Figure record extracts
-- -- --

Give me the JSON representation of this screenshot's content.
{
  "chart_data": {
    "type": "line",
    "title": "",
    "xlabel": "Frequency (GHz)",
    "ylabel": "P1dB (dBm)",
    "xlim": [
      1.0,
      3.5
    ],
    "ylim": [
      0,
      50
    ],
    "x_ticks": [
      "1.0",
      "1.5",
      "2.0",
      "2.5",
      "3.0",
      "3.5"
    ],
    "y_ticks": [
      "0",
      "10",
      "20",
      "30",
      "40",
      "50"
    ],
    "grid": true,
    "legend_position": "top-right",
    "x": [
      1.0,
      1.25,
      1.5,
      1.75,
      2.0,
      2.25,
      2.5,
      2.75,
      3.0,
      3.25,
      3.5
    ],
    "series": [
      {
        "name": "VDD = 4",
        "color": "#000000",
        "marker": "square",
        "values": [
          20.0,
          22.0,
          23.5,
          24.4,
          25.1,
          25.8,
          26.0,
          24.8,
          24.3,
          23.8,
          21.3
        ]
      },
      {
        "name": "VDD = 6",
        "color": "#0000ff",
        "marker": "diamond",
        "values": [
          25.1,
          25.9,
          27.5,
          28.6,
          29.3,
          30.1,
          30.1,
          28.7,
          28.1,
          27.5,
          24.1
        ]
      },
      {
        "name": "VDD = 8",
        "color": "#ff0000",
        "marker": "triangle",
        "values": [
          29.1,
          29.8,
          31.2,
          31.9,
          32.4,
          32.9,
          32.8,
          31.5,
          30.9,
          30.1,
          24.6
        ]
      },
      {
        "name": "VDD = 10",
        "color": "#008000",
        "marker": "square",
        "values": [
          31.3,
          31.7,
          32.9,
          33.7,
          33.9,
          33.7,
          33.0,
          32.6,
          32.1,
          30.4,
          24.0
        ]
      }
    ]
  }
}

-- -- --

Which lines contain the word "name"? Copy each one.

▶ Expected answer
        "name": "VDD = 4",
        "name": "VDD = 6",
        "name": "VDD = 8",
        "name": "VDD = 10",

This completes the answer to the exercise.